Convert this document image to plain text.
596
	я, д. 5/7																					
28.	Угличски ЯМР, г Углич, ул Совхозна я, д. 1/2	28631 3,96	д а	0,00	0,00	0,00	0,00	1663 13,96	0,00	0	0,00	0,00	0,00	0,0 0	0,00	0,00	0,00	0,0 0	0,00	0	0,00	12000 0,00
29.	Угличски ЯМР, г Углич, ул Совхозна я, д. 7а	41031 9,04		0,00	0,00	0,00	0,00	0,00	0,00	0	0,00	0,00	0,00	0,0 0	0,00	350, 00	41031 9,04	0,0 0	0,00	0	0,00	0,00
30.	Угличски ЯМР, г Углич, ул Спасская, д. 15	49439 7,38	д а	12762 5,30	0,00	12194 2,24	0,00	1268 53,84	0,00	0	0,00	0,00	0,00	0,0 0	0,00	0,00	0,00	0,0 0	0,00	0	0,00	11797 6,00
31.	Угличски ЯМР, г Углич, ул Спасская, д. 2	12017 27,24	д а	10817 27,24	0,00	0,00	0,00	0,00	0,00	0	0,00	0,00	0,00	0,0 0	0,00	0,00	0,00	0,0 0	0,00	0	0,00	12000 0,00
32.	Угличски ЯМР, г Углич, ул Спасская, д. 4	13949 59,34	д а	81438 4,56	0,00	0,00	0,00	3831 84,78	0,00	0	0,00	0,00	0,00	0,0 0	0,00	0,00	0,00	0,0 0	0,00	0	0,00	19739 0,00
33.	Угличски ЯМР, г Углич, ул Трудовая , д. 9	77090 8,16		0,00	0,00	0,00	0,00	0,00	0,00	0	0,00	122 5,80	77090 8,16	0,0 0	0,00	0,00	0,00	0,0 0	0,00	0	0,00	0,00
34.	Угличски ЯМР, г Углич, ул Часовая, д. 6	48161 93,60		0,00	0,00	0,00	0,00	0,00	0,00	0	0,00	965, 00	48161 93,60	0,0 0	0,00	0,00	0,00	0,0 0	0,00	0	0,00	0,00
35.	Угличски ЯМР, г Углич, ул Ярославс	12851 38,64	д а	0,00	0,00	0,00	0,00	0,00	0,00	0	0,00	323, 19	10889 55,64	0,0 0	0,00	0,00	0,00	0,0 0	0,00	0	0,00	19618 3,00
--
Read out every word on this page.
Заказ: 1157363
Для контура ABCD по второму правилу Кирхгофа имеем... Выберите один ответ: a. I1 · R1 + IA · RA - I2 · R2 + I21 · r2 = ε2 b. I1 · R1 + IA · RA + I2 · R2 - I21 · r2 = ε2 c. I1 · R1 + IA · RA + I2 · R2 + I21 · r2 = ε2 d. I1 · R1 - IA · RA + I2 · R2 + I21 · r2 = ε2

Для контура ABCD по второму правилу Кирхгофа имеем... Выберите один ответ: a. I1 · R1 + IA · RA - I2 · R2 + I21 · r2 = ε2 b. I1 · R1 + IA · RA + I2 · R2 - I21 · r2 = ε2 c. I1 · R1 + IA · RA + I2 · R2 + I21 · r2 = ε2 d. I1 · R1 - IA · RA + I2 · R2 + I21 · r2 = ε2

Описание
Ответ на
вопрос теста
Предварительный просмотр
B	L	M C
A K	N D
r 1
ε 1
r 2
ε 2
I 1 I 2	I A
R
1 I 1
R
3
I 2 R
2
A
--
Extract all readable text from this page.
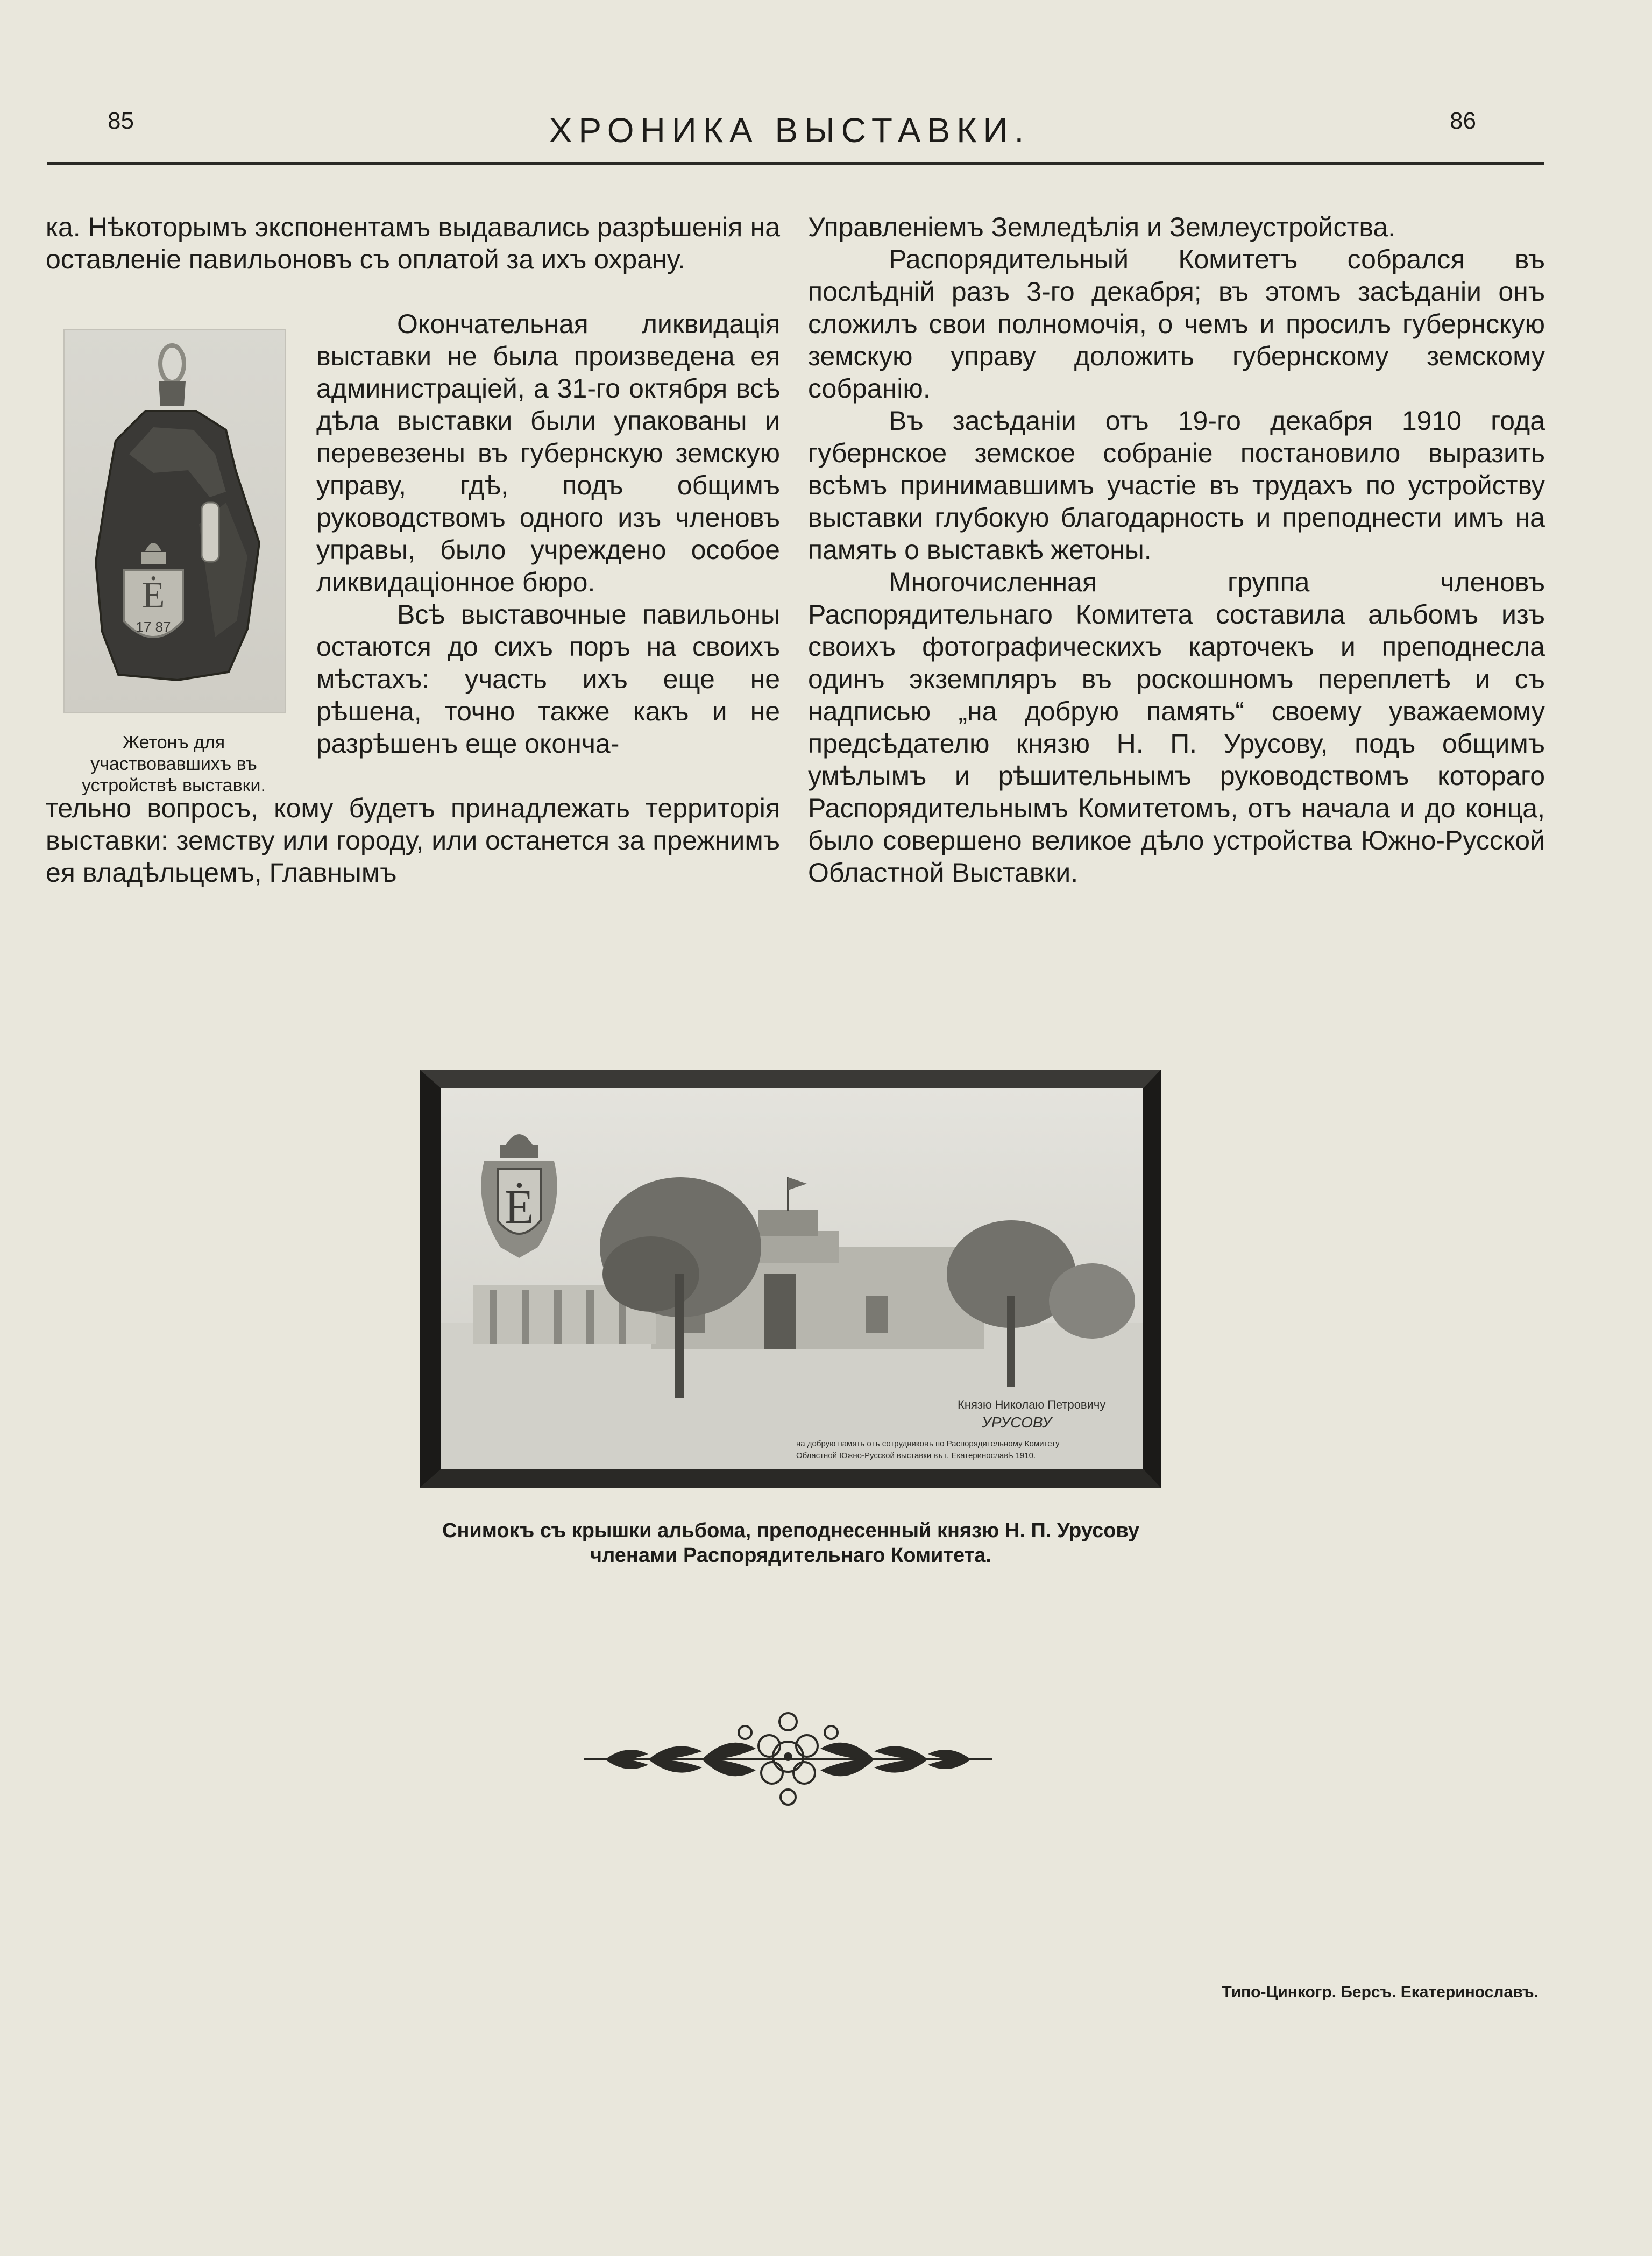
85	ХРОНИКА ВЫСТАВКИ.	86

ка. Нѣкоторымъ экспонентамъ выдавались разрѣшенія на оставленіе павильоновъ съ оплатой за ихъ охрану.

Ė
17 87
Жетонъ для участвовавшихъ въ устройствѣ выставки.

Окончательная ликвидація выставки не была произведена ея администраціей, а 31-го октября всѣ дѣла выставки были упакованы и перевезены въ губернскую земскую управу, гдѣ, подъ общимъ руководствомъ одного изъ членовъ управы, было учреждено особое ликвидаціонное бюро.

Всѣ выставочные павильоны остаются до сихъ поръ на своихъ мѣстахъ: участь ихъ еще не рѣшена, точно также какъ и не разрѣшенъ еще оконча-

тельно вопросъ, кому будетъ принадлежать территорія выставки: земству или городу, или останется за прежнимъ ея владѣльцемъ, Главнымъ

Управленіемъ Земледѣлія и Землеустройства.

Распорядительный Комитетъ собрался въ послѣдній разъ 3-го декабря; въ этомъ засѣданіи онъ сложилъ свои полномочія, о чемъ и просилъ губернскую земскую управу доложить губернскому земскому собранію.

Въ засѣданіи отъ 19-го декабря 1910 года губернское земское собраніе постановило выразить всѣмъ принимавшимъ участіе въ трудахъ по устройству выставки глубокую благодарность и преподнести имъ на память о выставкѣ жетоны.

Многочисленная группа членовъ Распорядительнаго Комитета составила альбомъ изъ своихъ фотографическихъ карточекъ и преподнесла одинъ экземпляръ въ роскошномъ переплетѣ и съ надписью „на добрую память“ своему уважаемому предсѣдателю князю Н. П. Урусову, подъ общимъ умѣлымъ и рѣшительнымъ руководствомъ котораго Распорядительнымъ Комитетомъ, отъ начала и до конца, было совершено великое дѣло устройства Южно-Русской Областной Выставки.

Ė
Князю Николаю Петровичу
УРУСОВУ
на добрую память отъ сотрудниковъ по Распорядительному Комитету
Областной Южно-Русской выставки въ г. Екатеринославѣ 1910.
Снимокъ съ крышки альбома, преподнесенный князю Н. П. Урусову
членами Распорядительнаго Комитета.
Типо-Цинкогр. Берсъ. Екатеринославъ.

▶ **Task requirements**
Using the records above, pull out each line where the word "земскую" occurs.

▶ **Answer in full**
Окончательная ликвидація выставки не была произведена ея администраціей, а 31-го октября всѣ дѣла выставки были упакованы и перевезены въ губернскую земскую управу, гдѣ, подъ общимъ руководствомъ одного изъ членовъ управы, было учреждено особое ликвидаціонное бюро.
Распорядительный Комитетъ собрался въ послѣдній разъ 3-го декабря; въ этомъ засѣданіи онъ сложилъ свои полномочія, о чемъ и просилъ губернскую земскую управу доложить губернскому земскому собранію.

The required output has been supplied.